_Your task_. Identify every line in the records below that contains the word "desarrollo", and copy each of those lines.

_Supplied records_.
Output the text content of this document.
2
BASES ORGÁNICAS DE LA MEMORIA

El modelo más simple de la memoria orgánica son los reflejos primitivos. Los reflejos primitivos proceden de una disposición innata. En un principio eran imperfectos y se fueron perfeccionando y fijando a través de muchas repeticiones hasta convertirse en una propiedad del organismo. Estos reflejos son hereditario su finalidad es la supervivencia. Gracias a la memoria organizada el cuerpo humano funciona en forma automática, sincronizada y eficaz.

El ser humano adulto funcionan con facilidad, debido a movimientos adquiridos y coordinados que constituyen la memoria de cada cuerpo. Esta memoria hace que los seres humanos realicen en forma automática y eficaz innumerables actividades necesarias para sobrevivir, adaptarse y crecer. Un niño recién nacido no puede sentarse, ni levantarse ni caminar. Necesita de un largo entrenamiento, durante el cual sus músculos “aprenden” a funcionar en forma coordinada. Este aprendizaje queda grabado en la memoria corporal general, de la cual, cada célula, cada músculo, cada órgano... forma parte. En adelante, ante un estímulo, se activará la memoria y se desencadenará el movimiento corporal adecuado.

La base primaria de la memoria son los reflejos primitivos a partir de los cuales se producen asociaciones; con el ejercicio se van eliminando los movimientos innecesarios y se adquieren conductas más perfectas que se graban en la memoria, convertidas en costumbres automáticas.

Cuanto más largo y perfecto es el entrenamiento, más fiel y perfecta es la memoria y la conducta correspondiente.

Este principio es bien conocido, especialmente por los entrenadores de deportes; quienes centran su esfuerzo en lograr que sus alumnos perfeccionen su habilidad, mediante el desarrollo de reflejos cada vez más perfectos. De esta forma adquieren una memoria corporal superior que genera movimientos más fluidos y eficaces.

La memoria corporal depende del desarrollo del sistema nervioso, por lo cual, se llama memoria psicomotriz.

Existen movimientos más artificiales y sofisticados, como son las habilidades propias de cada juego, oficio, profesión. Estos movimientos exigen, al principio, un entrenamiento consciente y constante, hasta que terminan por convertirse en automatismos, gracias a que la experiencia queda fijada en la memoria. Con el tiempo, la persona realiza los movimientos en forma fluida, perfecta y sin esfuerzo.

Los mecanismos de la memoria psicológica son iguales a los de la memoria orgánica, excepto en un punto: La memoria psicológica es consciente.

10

_Exercise answer_.
Este principio es bien conocido, especialmente por los entrenadores de deportes; quienes centran su esfuerzo en lograr que sus alumnos perfeccionen su habilidad, mediante el desarrollo de reflejos cada vez más perfectos. De esta forma adquieren una memoria corporal superior que genera movimientos más fluidos y eficaces.
La memoria corporal depende del desarrollo del sistema nervioso, por lo cual, se llama memoria psicomotriz.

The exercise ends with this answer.